### Required work
Give all the lines below again, exactly, with no pictures.

[A block of data]
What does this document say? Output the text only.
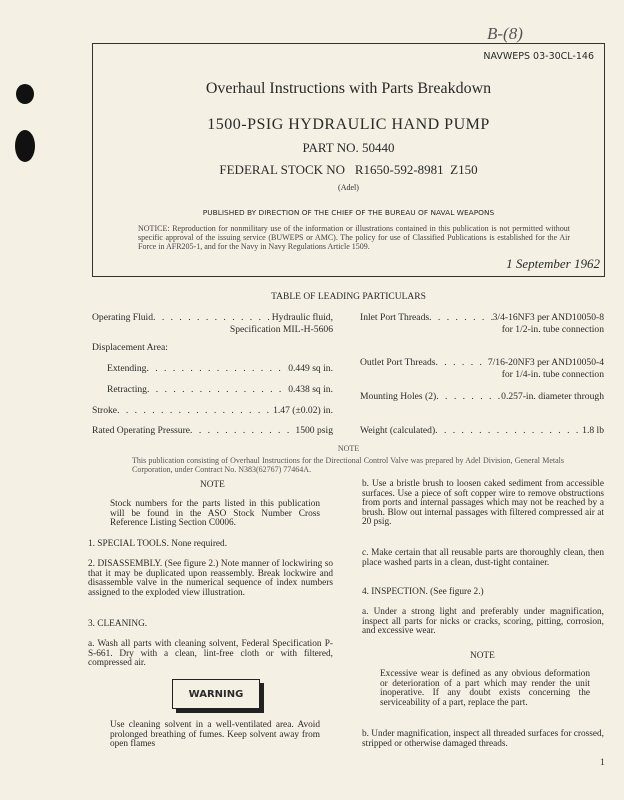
B-(8)
NAVWEPS 03-30CL-146
Overhaul Instructions with Parts Breakdown
1500-PSIG HYDRAULIC HAND PUMP
PART NO. 50440
FEDERAL STOCK NO   R1650-592-8981  Z150
(Adel)
PUBLISHED BY DIRECTION OF THE CHIEF OF THE BUREAU OF NAVAL WEAPONS
NOTICE: Reproduction for nonmilitary use of the information or illustrations contained in this publication is not permitted without specific approval of the issuing service (BUWEPS or AMC). The policy for use of Classified Publications is established for the Air Force in AFR205-1, and for the Navy in Navy Regulations Article 1509.
1 September 1962
TABLE OF LEADING PARTICULARS
Operating Fluid . . .	Hydraulic fluid,
Specification MIL-H-5606
Displacement Area:
Extending . . .	0.449 sq in.
Retracting . . .	0.438 sq in.
Stroke . . .	1.47 (±0.02) in.
Rated Operating Pressure . . .	1500 psig
Inlet Port Threads . . .	3/4-16NF3 per AND10050-8
for 1/2-in. tube connection
Outlet Port Threads . . .	7/16-20NF3 per AND10050-4
for 1/4-in. tube connection
Mounting Holes (2) . . .	0.257-in. diameter through
Weight (calculated) . . .	1.8 lb
NOTE
This publication consisting of Overhaul Instructions for the Directional Control Valve was prepared by Adel Division, General Metals Corporation, under Contract No. N383(62767) 77464A.
NOTE
Stock numbers for the parts listed in this publication will be found in the ASO Stock Number Cross Reference Listing Section C0006.
1. SPECIAL TOOLS. None required.
2. DISASSEMBLY. (See figure 2.) Note manner of lockwiring so that it may be duplicated upon reassembly. Break lockwire and disassemble valve in the numerical sequence of index numbers assigned to the exploded view illustration.
3. CLEANING.
a. Wash all parts with cleaning solvent, Federal Specification P-S-661. Dry with a clean, lint-free cloth or with filtered, compressed air.
WARNING
Use cleaning solvent in a well-ventilated area. Avoid prolonged breathing of fumes. Keep solvent away from open flames
b. Use a bristle brush to loosen caked sediment from accessible surfaces. Use a piece of soft copper wire to remove obstructions from ports and internal passages which may not be reached by a brush. Blow out internal passages with filtered compressed air at 20 psig.
c. Make certain that all reusable parts are thoroughly clean, then place washed parts in a clean, dust-tight container.
4. INSPECTION. (See figure 2.)
a. Under a strong light and preferably under magnification, inspect all parts for nicks or cracks, scoring, pitting, corrosion, and excessive wear.
NOTE
Excessive wear is defined as any obvious deformation or deterioration of a part which may render the unit inoperative. If any doubt exists concerning the serviceability of a part, replace the part.
b. Under magnification, inspect all threaded surfaces for crossed, stripped or otherwise damaged threads.
1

### Solution below
What does this document say? Output the text only.
B-(8)
NAVWEPS 03-30CL-146
Overhaul Instructions with Parts Breakdown
1500-PSIG HYDRAULIC HAND PUMP
PART NO. 50440
FEDERAL STOCK NO   R1650-592-8981  Z150
(Adel)
PUBLISHED BY DIRECTION OF THE CHIEF OF THE BUREAU OF NAVAL WEAPONS
NOTICE: Reproduction for nonmilitary use of the information or illustrations contained in this publication is not permitted without specific approval of the issuing service (BUWEPS or AMC). The policy for use of Classified Publications is established for the Air Force in AFR205-1, and for the Navy in Navy Regulations Article 1509.
1 September 1962
TABLE OF LEADING PARTICULARS
Operating Fluid . . .	Hydraulic fluid,
Specification MIL-H-5606
Displacement Area:
Extending . . .	0.449 sq in.
Retracting . . .	0.438 sq in.
Stroke . . .	1.47 (±0.02) in.
Rated Operating Pressure . . .	1500 psig
Inlet Port Threads . . .	3/4-16NF3 per AND10050-8
for 1/2-in. tube connection
Outlet Port Threads . . .	7/16-20NF3 per AND10050-4
for 1/4-in. tube connection
Mounting Holes (2) . . .	0.257-in. diameter through
Weight (calculated) . . .	1.8 lb
NOTE
This publication consisting of Overhaul Instructions for the Directional Control Valve was prepared by Adel Division, General Metals Corporation, under Contract No. N383(62767) 77464A.
NOTE
Stock numbers for the parts listed in this publication will be found in the ASO Stock Number Cross Reference Listing Section C0006.
1. SPECIAL TOOLS. None required.
2. DISASSEMBLY. (See figure 2.) Note manner of lockwiring so that it may be duplicated upon reassembly. Break lockwire and disassemble valve in the numerical sequence of index numbers assigned to the exploded view illustration.
3. CLEANING.
a. Wash all parts with cleaning solvent, Federal Specification P-S-661. Dry with a clean, lint-free cloth or with filtered, compressed air.
WARNING
Use cleaning solvent in a well-ventilated area. Avoid prolonged breathing of fumes. Keep solvent away from open flames
b. Use a bristle brush to loosen caked sediment from accessible surfaces. Use a piece of soft copper wire to remove obstructions from ports and internal passages which may not be reached by a brush. Blow out internal passages with filtered compressed air at 20 psig.
c. Make certain that all reusable parts are thoroughly clean, then place washed parts in a clean, dust-tight container.
4. INSPECTION. (See figure 2.)
a. Under a strong light and preferably under magnification, inspect all parts for nicks or cracks, scoring, pitting, corrosion, and excessive wear.
NOTE
Excessive wear is defined as any obvious deformation or deterioration of a part which may render the unit inoperative. If any doubt exists concerning the serviceability of a part, replace the part.
b. Under magnification, inspect all threaded surfaces for crossed, stripped or otherwise damaged threads.
1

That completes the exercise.